- _REQUIREMENTS_
Every line holding the string "name" should be gathered.

- _MATERIAL FOR THIS EXERCISE_
################
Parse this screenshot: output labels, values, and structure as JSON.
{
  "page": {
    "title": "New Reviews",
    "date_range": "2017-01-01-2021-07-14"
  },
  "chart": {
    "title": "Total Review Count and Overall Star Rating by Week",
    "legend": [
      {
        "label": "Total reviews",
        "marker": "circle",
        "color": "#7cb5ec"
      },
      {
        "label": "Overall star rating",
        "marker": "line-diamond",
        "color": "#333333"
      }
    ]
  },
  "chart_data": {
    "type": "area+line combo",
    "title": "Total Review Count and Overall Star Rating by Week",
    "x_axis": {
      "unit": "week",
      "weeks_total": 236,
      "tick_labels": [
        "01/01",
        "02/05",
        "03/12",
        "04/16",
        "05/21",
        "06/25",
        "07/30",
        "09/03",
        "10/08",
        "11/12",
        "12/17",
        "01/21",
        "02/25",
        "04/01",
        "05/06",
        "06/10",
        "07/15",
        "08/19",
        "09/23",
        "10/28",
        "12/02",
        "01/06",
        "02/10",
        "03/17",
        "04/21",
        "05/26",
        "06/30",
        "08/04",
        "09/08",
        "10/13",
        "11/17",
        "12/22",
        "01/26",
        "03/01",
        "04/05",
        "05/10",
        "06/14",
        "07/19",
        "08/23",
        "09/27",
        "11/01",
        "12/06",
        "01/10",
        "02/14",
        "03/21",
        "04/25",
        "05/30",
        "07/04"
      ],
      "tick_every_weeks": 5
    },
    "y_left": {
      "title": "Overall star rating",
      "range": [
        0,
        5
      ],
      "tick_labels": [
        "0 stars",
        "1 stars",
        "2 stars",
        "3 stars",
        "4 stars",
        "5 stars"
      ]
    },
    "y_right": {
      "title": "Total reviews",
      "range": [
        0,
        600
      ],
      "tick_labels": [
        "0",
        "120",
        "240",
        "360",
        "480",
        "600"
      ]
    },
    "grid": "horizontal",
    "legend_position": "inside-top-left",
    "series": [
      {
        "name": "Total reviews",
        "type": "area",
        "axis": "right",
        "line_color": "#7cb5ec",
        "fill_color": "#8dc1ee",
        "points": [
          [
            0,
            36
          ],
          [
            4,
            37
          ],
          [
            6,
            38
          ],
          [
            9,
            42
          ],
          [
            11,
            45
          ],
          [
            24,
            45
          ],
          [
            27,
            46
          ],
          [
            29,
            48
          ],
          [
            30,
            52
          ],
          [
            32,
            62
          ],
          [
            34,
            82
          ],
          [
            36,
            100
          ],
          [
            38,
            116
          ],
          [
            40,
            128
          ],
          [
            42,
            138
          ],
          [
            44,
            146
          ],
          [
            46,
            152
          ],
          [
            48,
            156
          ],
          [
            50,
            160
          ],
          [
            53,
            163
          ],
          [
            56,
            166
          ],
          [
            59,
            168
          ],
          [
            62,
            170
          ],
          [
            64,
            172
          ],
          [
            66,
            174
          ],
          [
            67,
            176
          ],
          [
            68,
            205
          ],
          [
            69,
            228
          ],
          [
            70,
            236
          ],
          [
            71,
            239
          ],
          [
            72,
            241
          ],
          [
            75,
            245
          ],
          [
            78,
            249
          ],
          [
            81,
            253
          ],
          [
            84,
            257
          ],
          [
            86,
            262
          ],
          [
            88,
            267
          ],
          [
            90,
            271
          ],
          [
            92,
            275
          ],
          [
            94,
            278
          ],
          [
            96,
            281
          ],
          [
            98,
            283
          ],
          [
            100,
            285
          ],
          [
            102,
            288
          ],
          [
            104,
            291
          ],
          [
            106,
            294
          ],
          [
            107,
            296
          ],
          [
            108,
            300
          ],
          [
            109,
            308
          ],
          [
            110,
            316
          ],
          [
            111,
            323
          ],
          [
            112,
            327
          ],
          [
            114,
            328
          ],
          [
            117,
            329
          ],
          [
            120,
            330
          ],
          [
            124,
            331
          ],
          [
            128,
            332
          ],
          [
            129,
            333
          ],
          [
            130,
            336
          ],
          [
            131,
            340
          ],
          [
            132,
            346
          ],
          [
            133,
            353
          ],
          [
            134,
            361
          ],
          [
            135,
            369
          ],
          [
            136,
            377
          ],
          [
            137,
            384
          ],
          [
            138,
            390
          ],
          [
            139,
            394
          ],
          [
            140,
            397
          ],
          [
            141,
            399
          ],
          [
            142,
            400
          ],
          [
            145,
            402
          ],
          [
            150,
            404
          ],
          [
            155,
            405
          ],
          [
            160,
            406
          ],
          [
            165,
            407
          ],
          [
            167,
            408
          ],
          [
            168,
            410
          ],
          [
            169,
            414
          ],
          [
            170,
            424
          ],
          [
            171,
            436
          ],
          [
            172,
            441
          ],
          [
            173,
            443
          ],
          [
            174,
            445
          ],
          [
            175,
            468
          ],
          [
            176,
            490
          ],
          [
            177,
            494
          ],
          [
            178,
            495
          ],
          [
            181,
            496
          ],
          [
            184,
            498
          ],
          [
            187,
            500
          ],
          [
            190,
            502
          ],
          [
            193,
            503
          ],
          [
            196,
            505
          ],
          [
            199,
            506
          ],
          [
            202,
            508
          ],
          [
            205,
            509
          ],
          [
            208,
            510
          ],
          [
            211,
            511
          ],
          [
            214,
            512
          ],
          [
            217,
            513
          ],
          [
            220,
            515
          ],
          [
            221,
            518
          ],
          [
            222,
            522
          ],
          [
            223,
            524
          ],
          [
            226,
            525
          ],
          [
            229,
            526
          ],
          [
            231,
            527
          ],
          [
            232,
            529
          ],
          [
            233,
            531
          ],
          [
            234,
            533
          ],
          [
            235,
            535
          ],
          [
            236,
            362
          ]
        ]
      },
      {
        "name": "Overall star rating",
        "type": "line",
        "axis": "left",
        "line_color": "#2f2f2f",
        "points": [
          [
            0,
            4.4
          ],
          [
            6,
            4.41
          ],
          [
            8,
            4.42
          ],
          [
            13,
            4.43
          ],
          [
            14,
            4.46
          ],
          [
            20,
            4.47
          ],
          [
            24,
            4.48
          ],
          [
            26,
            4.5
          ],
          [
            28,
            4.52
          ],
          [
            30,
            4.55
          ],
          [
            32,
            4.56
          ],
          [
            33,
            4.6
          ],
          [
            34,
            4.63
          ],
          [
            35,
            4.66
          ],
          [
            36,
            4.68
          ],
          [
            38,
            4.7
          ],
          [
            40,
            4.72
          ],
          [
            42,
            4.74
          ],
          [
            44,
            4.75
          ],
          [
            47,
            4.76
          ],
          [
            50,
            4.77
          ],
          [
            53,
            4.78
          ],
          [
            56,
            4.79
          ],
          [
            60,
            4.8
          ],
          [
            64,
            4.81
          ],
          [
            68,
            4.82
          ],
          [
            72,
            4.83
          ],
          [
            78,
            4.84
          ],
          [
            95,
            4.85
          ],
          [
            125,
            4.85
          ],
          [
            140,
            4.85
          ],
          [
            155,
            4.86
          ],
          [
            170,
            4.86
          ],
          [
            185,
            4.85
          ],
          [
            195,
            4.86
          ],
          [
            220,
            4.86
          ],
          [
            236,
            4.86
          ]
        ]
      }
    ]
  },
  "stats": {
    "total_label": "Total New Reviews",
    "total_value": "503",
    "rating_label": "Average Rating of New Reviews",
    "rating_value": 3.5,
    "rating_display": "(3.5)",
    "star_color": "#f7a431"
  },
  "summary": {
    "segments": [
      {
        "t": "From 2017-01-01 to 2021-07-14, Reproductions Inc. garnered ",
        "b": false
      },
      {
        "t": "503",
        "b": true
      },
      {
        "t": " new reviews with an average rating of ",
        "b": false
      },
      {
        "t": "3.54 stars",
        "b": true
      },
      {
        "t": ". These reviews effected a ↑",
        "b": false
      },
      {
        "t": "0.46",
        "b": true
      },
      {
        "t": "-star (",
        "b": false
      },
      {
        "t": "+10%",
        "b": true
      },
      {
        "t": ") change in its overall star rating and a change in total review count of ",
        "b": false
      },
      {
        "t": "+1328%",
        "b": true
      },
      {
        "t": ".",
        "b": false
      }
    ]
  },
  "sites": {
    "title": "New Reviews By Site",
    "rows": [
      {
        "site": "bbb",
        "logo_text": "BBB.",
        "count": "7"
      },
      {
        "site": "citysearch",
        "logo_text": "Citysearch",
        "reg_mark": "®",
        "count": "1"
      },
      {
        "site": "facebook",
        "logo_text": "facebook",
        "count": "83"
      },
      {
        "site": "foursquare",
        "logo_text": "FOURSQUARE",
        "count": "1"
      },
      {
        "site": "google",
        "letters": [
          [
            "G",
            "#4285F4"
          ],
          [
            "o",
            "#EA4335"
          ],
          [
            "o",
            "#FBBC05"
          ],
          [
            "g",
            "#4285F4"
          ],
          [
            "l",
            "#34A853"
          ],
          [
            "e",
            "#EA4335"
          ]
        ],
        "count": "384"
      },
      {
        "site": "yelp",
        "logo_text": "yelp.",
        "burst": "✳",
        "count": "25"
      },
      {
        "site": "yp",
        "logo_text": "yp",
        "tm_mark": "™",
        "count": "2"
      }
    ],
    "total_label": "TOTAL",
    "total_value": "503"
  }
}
################
- _EXERCISE OUTPUT_
        "name": "Total reviews",
        "name": "Overall star rating",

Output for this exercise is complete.